**TASK STATEMENT**
Produce an exact copy of all the data below, dropping every image.

**RECORDED INFORMATION**
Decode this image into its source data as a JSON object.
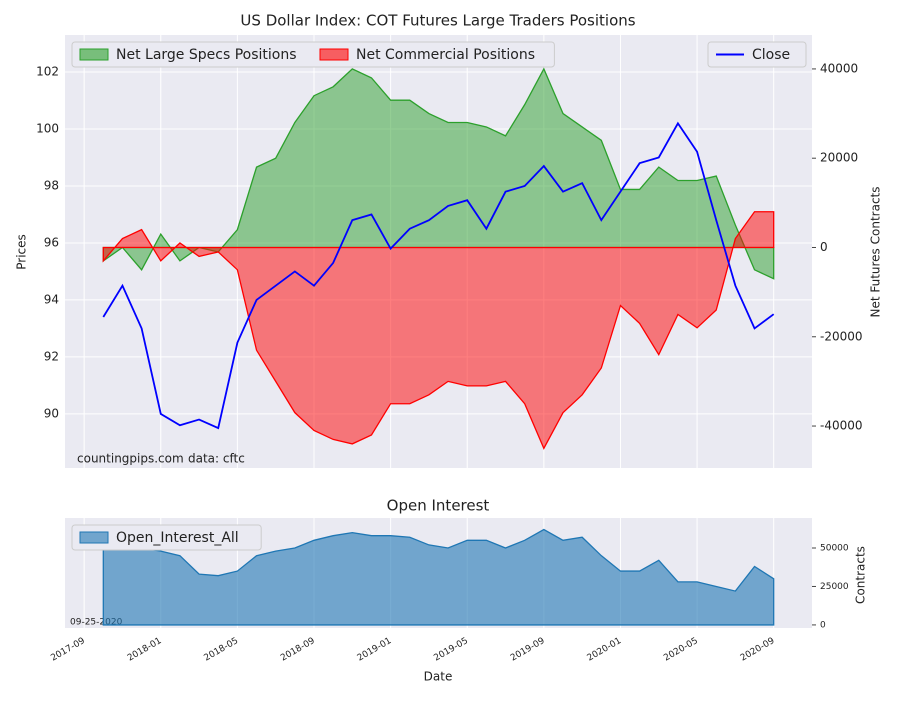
{
  "chart_data": [
    {
      "type": "combo",
      "title": "US Dollar Index: COT Futures Large Traders Positions",
      "ylabel": "Prices",
      "y2label": "Net Futures Contracts",
      "annotations": [
        "countingpips.com",
        "data: cftc"
      ],
      "x": [
        "2017-10",
        "2017-11",
        "2017-12",
        "2018-01",
        "2018-02",
        "2018-03",
        "2018-04",
        "2018-05",
        "2018-06",
        "2018-07",
        "2018-08",
        "2018-09",
        "2018-10",
        "2018-11",
        "2018-12",
        "2019-01",
        "2019-02",
        "2019-03",
        "2019-04",
        "2019-05",
        "2019-06",
        "2019-07",
        "2019-08",
        "2019-09",
        "2019-10",
        "2019-11",
        "2019-12",
        "2020-01",
        "2020-02",
        "2020-03",
        "2020-04",
        "2020-05",
        "2020-06",
        "2020-07",
        "2020-08",
        "2020-09"
      ],
      "xlim": [
        "2017-08",
        "2020-11"
      ],
      "ylim": [
        88.1,
        103.3
      ],
      "yticks": [
        90,
        92,
        94,
        96,
        98,
        100,
        102
      ],
      "y2lim": [
        -49400,
        47600
      ],
      "y2ticks": [
        -40000,
        -20000,
        0,
        20000,
        40000
      ],
      "grid": true,
      "legend": [
        "upper left",
        "upper right"
      ],
      "series": [
        {
          "name": "Net Large Specs Positions",
          "color": "#2ca02c",
          "axis": "y2",
          "kind": "area",
          "values": [
            -3000,
            0,
            -5000,
            3000,
            -3000,
            0,
            -1000,
            4000,
            18000,
            20000,
            28000,
            34000,
            36000,
            40000,
            38000,
            33000,
            33000,
            30000,
            28000,
            28000,
            27000,
            25000,
            32000,
            40000,
            30000,
            27000,
            24000,
            13000,
            13000,
            18000,
            15000,
            15000,
            16000,
            5000,
            -5000,
            -7000
          ]
        },
        {
          "name": "Net Commercial Positions",
          "color": "#ff0000",
          "axis": "y2",
          "kind": "area",
          "values": [
            -3000,
            2000,
            4000,
            -3000,
            1000,
            -2000,
            -1000,
            -5000,
            -23000,
            -30000,
            -37000,
            -41000,
            -43000,
            -44000,
            -42000,
            -35000,
            -35000,
            -33000,
            -30000,
            -31000,
            -31000,
            -30000,
            -35000,
            -45000,
            -37000,
            -33000,
            -27000,
            -13000,
            -17000,
            -24000,
            -15000,
            -18000,
            -14000,
            2000,
            8000,
            8000
          ]
        },
        {
          "name": "Close",
          "color": "#0000ff",
          "axis": "y",
          "kind": "line",
          "values": [
            93.4,
            94.5,
            93.0,
            90.0,
            89.6,
            89.8,
            89.5,
            92.5,
            94.0,
            94.5,
            95.0,
            94.5,
            95.3,
            96.8,
            97.0,
            95.8,
            96.5,
            96.8,
            97.3,
            97.5,
            96.5,
            97.8,
            98.0,
            98.7,
            97.8,
            98.1,
            96.8,
            97.8,
            98.8,
            99.0,
            100.2,
            99.2,
            96.8,
            94.5,
            93.0,
            93.5
          ]
        }
      ]
    },
    {
      "type": "area",
      "title": "Open Interest",
      "xlabel": "Date",
      "ylabel": "Contracts",
      "annotations": [
        "09-25-2020"
      ],
      "x": [
        "2017-10",
        "2017-11",
        "2017-12",
        "2018-01",
        "2018-02",
        "2018-03",
        "2018-04",
        "2018-05",
        "2018-06",
        "2018-07",
        "2018-08",
        "2018-09",
        "2018-10",
        "2018-11",
        "2018-12",
        "2019-01",
        "2019-02",
        "2019-03",
        "2019-04",
        "2019-05",
        "2019-06",
        "2019-07",
        "2019-08",
        "2019-09",
        "2019-10",
        "2019-11",
        "2019-12",
        "2020-01",
        "2020-02",
        "2020-03",
        "2020-04",
        "2020-05",
        "2020-06",
        "2020-07",
        "2020-08",
        "2020-09"
      ],
      "xlim": [
        "2017-08",
        "2020-11"
      ],
      "xticks": [
        "2017-09",
        "2018-01",
        "2018-05",
        "2018-09",
        "2019-01",
        "2019-05",
        "2019-09",
        "2020-01",
        "2020-05",
        "2020-09"
      ],
      "ylim": [
        -2000,
        69500
      ],
      "yticks": [
        0,
        25000,
        50000
      ],
      "grid": true,
      "legend": "upper left",
      "series": [
        {
          "name": "Open_Interest_All",
          "color": "#1f77b4",
          "values": [
            50000,
            50000,
            50000,
            48000,
            45000,
            33000,
            32000,
            35000,
            45000,
            48000,
            50000,
            55000,
            58000,
            60000,
            58000,
            58000,
            57000,
            52000,
            50000,
            55000,
            55000,
            50000,
            55000,
            62000,
            55000,
            57000,
            45000,
            35000,
            35000,
            42000,
            28000,
            28000,
            25000,
            22000,
            38000,
            30000
          ]
        }
      ]
    }
  ]
}
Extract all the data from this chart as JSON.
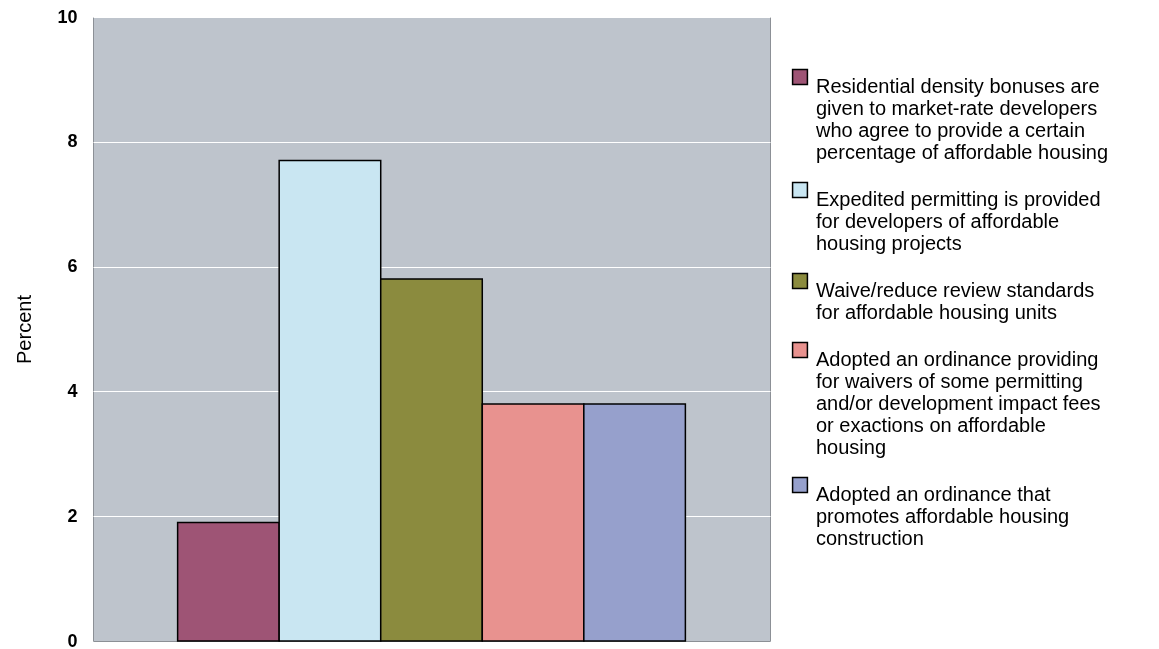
{
  "chart_data": {
    "type": "bar",
    "ylabel": "Percent",
    "categories": [
      null
    ],
    "series": [
      {
        "name": "Residential density bonuses are given to market-rate developers who agree to provide a certain percentage of affordable housing",
        "color": "#9e5475",
        "values": [
          1.9
        ]
      },
      {
        "name": "Expedited permitting is provided for developers of affordable housing projects",
        "color": "#c9e6f2",
        "values": [
          7.7
        ]
      },
      {
        "name": "Waive/reduce review standards for affordable housing units",
        "color": "#8b8b3e",
        "values": [
          5.8
        ]
      },
      {
        "name": "Adopted an ordinance providing for waivers of some permitting and/or development impact fees or exactions on affordable housing",
        "color": "#e8928f",
        "values": [
          3.8
        ]
      },
      {
        "name": "Adopted an ordinance that promotes affordable housing construction",
        "color": "#96a0cc",
        "values": [
          3.8
        ]
      }
    ],
    "ylim": [
      0,
      10
    ],
    "yticks": [
      0,
      2,
      4,
      6,
      8,
      10
    ],
    "grid": "y",
    "legend": "right",
    "tick_labels": "y"
  }
}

**COMPLETE OUTPUT**
Decode this image into its source data as a JSON object.
{
  "chart_data": [
    {
      "type": "combo",
      "title": "US Dollar Index: COT Futures Large Traders Positions",
      "ylabel": "Prices",
      "y2label": "Net Futures Contracts",
      "annotations": [
        "countingpips.com",
        "data: cftc"
      ],
      "x": [
        "2017-10",
        "2017-11",
        "2017-12",
        "2018-01",
        "2018-02",
        "2018-03",
        "2018-04",
        "2018-05",
        "2018-06",
        "2018-07",
        "2018-08",
        "2018-09",
        "2018-10",
        "2018-11",
        "2018-12",
        "2019-01",
        "2019-02",
        "2019-03",
        "2019-04",
        "2019-05",
        "2019-06",
        "2019-07",
        "2019-08",
        "2019-09",
        "2019-10",
        "2019-11",
        "2019-12",
        "2020-01",
        "2020-02",
        "2020-03",
        "2020-04",
        "2020-05",
        "2020-06",
        "2020-07",
        "2020-08",
        "2020-09"
      ],
      "xlim": [
        "2017-08",
        "2020-11"
      ],
      "ylim": [
        88.1,
        103.3
      ],
      "yticks": [
        90,
        92,
        94,
        96,
        98,
        100,
        102
      ],
      "y2lim": [
        -49400,
        47600
      ],
      "y2ticks": [
        -40000,
        -20000,
        0,
        20000,
        40000
      ],
      "grid": true,
      "legend": [
        "upper left",
        "upper right"
      ],
      "series": [
        {
          "name": "Net Large Specs Positions",
          "color": "#2ca02c",
          "axis": "y2",
          "kind": "area",
          "values": [
            -3000,
            0,
            -5000,
            3000,
            -3000,
            0,
            -1000,
            4000,
            18000,
            20000,
            28000,
            34000,
            36000,
            40000,
            38000,
            33000,
            33000,
            30000,
            28000,
            28000,
            27000,
            25000,
            32000,
            40000,
            30000,
            27000,
            24000,
            13000,
            13000,
            18000,
            15000,
            15000,
            16000,
            5000,
            -5000,
            -7000
          ]
        },
        {
          "name": "Net Commercial Positions",
          "color": "#ff0000",
          "axis": "y2",
          "kind": "area",
          "values": [
            -3000,
            2000,
            4000,
            -3000,
            1000,
            -2000,
            -1000,
            -5000,
            -23000,
            -30000,
            -37000,
            -41000,
            -43000,
            -44000,
            -42000,
            -35000,
            -35000,
            -33000,
            -30000,
            -31000,
            -31000,
            -30000,
            -35000,
            -45000,
            -37000,
            -33000,
            -27000,
            -13000,
            -17000,
            -24000,
            -15000,
            -18000,
            -14000,
            2000,
            8000,
            8000
          ]
        },
        {
          "name": "Close",
          "color": "#0000ff",
          "axis": "y",
          "kind": "line",
          "values": [
            93.4,
            94.5,
            93.0,
            90.0,
            89.6,
            89.8,
            89.5,
            92.5,
            94.0,
            94.5,
            95.0,
            94.5,
            95.3,
            96.8,
            97.0,
            95.8,
            96.5,
            96.8,
            97.3,
            97.5,
            96.5,
            97.8,
            98.0,
            98.7,
            97.8,
            98.1,
            96.8,
            97.8,
            98.8,
            99.0,
            100.2,
            99.2,
            96.8,
            94.5,
            93.0,
            93.5
          ]
        }
      ]
    },
    {
      "type": "area",
      "title": "Open Interest",
      "xlabel": "Date",
      "ylabel": "Contracts",
      "annotations": [
        "09-25-2020"
      ],
      "x": [
        "2017-10",
        "2017-11",
        "2017-12",
        "2018-01",
        "2018-02",
        "2018-03",
        "2018-04",
        "2018-05",
        "2018-06",
        "2018-07",
        "2018-08",
        "2018-09",
        "2018-10",
        "2018-11",
        "2018-12",
        "2019-01",
        "2019-02",
        "2019-03",
        "2019-04",
        "2019-05",
        "2019-06",
        "2019-07",
        "2019-08",
        "2019-09",
        "2019-10",
        "2019-11",
        "2019-12",
        "2020-01",
        "2020-02",
        "2020-03",
        "2020-04",
        "2020-05",
        "2020-06",
        "2020-07",
        "2020-08",
        "2020-09"
      ],
      "xlim": [
        "2017-08",
        "2020-11"
      ],
      "xticks": [
        "2017-09",
        "2018-01",
        "2018-05",
        "2018-09",
        "2019-01",
        "2019-05",
        "2019-09",
        "2020-01",
        "2020-05",
        "2020-09"
      ],
      "ylim": [
        -2000,
        69500
      ],
      "yticks": [
        0,
        25000,
        50000
      ],
      "grid": true,
      "legend": "upper left",
      "series": [
        {
          "name": "Open_Interest_All",
          "color": "#1f77b4",
          "values": [
            50000,
            50000,
            50000,
            48000,
            45000,
            33000,
            32000,
            35000,
            45000,
            48000,
            50000,
            55000,
            58000,
            60000,
            58000,
            58000,
            57000,
            52000,
            50000,
            55000,
            55000,
            50000,
            55000,
            62000,
            55000,
            57000,
            45000,
            35000,
            35000,
            42000,
            28000,
            28000,
            25000,
            22000,
            38000,
            30000
          ]
        }
      ]
    }
  ]
}
Extract all the data from this chart as JSON.
{
  "chart_data": {
    "type": "bar",
    "ylabel": "Percent",
    "categories": [
      null
    ],
    "series": [
      {
        "name": "Residential density bonuses are given to market-rate developers who agree to provide a certain percentage of affordable housing",
        "color": "#9e5475",
        "values": [
          1.9
        ]
      },
      {
        "name": "Expedited permitting is provided for developers of affordable housing projects",
        "color": "#c9e6f2",
        "values": [
          7.7
        ]
      },
      {
        "name": "Waive/reduce review standards for affordable housing units",
        "color": "#8b8b3e",
        "values": [
          5.8
        ]
      },
      {
        "name": "Adopted an ordinance providing for waivers of some permitting and/or development impact fees or exactions on affordable housing",
        "color": "#e8928f",
        "values": [
          3.8
        ]
      },
      {
        "name": "Adopted an ordinance that promotes affordable housing construction",
        "color": "#96a0cc",
        "values": [
          3.8
        ]
      }
    ],
    "ylim": [
      0,
      10
    ],
    "yticks": [
      0,
      2,
      4,
      6,
      8,
      10
    ],
    "grid": "y",
    "legend": "right",
    "tick_labels": "y"
  }
}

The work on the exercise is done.